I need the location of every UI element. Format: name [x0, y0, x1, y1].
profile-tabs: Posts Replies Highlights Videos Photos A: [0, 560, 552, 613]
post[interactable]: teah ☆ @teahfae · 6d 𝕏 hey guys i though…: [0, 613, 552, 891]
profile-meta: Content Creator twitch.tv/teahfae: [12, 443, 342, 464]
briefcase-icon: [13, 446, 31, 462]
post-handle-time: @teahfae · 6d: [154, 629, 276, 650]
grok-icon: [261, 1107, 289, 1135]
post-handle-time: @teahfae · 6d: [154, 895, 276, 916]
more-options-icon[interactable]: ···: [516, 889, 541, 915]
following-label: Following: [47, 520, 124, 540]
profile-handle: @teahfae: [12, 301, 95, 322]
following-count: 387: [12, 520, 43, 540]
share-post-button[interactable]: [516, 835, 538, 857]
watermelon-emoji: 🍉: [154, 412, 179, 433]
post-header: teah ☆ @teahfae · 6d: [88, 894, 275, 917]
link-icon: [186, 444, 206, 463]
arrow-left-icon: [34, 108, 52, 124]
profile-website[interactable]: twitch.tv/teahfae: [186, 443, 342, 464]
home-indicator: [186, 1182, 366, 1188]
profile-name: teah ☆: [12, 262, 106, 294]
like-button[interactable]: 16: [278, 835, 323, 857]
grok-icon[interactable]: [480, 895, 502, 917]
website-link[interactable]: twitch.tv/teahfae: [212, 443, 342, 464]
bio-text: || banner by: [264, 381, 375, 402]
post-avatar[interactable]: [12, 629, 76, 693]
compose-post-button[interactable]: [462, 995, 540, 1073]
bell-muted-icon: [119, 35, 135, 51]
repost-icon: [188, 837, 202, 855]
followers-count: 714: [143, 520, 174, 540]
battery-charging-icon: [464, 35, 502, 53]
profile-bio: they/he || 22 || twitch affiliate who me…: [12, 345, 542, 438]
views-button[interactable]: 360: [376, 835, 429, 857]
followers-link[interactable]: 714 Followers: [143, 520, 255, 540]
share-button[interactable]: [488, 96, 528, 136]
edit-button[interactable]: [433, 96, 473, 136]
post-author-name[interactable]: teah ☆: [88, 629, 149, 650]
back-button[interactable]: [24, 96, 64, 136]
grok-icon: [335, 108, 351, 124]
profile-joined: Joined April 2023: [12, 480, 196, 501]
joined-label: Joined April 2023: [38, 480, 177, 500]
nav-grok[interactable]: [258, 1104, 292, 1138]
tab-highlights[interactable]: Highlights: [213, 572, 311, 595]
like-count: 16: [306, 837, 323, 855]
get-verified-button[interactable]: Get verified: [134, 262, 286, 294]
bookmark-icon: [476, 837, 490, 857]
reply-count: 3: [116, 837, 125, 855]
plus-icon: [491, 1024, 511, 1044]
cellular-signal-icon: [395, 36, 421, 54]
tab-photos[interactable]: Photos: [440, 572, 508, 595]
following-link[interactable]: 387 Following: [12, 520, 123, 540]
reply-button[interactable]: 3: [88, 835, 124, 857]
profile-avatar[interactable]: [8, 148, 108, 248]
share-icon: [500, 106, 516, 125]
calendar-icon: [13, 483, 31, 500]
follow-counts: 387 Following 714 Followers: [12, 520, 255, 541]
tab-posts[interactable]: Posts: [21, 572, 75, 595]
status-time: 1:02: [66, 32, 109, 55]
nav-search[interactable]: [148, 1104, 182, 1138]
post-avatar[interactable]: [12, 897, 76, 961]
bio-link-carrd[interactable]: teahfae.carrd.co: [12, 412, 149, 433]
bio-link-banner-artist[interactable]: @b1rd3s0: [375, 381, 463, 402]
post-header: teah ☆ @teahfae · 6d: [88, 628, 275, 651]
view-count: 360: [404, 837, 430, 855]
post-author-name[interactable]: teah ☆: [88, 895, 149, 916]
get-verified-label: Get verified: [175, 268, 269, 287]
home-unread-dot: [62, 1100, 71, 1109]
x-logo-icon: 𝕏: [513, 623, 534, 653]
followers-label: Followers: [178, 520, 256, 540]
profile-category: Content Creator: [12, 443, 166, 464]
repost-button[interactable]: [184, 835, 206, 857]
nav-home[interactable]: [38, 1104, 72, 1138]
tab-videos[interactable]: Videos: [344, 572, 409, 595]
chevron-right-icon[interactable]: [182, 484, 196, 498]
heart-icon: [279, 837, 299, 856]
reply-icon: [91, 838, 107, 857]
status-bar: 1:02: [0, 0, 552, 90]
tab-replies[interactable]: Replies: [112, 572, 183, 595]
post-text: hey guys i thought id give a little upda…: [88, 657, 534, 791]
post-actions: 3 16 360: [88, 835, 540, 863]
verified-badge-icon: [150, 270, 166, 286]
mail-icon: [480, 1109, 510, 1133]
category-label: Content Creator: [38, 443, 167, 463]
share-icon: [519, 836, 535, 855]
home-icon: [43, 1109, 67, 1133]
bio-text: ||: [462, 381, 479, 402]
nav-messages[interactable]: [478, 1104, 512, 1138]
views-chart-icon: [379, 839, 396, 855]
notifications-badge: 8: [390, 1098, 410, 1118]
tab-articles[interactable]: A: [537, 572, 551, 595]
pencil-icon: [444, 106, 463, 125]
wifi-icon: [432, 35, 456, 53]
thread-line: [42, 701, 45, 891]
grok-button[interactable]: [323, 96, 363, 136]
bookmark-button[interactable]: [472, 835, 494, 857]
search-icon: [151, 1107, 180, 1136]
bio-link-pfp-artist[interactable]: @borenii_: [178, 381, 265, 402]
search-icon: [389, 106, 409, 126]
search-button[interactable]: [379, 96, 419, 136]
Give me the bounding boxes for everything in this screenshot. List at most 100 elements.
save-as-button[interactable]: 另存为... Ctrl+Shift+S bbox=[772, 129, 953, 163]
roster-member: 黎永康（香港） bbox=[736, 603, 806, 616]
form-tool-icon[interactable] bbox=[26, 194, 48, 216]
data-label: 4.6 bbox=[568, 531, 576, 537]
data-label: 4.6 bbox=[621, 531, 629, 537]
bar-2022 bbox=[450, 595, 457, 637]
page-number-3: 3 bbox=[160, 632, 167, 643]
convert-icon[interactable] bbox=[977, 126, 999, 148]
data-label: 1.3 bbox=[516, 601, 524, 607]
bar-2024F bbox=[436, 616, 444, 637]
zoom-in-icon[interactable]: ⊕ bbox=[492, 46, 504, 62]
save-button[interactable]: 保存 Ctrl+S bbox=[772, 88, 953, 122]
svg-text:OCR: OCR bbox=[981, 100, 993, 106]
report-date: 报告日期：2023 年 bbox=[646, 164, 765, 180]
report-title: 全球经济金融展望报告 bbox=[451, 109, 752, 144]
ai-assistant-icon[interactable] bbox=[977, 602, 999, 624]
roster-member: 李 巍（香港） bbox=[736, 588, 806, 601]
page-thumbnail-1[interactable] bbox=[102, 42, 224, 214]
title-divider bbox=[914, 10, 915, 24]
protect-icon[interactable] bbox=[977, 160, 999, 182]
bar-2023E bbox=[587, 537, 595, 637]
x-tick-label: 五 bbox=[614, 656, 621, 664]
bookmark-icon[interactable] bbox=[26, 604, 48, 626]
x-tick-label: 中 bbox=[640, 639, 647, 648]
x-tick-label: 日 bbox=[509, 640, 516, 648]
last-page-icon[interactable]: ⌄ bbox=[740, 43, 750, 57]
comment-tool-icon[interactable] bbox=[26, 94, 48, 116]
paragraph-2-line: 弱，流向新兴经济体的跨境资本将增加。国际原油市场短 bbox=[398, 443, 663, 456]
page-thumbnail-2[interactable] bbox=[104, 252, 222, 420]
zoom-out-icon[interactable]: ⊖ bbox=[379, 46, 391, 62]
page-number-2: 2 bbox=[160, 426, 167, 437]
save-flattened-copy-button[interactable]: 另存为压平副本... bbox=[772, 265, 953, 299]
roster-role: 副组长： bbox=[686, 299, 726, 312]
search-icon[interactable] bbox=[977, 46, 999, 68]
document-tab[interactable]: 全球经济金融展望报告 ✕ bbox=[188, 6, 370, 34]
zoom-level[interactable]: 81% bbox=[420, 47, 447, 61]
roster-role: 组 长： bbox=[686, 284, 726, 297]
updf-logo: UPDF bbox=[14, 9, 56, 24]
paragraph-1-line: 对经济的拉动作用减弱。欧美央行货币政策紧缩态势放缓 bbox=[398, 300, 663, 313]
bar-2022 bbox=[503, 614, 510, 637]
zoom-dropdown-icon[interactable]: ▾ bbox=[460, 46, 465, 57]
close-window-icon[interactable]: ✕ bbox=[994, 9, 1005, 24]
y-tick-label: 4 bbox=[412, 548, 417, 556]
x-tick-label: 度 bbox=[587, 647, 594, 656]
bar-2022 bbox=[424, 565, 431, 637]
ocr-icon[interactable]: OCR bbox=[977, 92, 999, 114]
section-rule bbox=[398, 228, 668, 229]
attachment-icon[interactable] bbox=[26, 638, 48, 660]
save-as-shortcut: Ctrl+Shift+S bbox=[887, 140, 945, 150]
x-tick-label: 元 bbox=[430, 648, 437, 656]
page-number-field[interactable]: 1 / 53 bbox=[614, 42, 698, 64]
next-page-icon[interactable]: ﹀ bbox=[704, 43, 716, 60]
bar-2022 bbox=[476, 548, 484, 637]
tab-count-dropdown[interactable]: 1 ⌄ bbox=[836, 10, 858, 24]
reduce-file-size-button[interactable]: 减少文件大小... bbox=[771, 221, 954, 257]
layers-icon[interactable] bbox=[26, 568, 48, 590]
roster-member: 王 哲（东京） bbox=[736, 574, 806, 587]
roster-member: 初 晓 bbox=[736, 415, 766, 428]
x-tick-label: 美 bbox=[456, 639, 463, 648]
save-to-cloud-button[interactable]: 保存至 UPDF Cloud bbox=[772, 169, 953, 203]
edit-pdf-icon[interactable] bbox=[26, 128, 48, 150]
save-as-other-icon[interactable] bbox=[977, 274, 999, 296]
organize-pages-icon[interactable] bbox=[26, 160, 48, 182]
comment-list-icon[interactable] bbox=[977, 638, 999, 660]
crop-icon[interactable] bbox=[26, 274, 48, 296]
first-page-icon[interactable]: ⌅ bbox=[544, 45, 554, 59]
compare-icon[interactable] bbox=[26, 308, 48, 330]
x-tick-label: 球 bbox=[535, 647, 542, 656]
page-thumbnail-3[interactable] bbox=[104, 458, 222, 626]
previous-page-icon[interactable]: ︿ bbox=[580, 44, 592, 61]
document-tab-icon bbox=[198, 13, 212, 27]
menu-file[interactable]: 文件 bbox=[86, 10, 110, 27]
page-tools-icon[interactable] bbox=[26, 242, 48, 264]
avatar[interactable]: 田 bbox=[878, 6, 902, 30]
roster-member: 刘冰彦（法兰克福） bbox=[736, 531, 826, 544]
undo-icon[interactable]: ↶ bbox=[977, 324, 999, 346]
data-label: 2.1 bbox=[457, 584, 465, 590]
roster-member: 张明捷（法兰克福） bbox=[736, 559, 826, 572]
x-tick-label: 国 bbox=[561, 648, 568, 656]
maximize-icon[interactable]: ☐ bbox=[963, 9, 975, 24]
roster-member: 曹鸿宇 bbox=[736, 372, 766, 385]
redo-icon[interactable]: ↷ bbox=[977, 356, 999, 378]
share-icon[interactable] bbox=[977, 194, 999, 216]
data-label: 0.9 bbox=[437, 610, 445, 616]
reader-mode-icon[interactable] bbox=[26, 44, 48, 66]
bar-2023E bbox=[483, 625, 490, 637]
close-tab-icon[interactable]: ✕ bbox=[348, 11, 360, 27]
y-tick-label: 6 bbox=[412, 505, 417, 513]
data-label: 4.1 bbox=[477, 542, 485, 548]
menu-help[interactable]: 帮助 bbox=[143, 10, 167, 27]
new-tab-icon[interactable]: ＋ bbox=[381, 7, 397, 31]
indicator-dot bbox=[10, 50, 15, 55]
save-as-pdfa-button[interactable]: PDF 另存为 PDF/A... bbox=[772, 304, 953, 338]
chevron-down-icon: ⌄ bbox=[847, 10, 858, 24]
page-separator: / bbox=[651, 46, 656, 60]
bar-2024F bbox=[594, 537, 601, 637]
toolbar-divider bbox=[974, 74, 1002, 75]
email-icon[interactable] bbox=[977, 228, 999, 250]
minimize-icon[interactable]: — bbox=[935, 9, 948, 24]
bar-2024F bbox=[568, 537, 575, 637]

━━━━━━━━━━━━━━━━━━━━━━━━━━━━━━

STATED TASK:
In the listing, replace "post-handle-time" with "post-byline" in every line from the start through the line holding "[186, 443, 342, 464]", inclusive, and leave everything else unchanged.

FULL RESPONSE:
I need the location of every UI element. Format: name [x0, y0, x1, y1].
profile-tabs: Posts Replies Highlights Videos Photos A: [0, 560, 552, 613]
post[interactable]: teah ☆ @teahfae · 6d 𝕏 hey guys i though…: [0, 613, 552, 891]
profile-meta: Content Creator twitch.tv/teahfae: [12, 443, 342, 464]
briefcase-icon: [13, 446, 31, 462]
post-byline: @teahfae · 6d: [154, 629, 276, 650]
grok-icon: [261, 1107, 289, 1135]
post-byline: @teahfae · 6d: [154, 895, 276, 916]
more-options-icon[interactable]: ···: [516, 889, 541, 915]
following-label: Following: [47, 520, 124, 540]
profile-handle: @teahfae: [12, 301, 95, 322]
following-count: 387: [12, 520, 43, 540]
share-post-button[interactable]: [516, 835, 538, 857]
watermelon-emoji: 🍉: [154, 412, 179, 433]
post-header: teah ☆ @teahfae · 6d: [88, 894, 275, 917]
link-icon: [186, 444, 206, 463]
arrow-left-icon: [34, 108, 52, 124]
profile-website[interactable]: twitch.tv/teahfae: [186, 443, 342, 464]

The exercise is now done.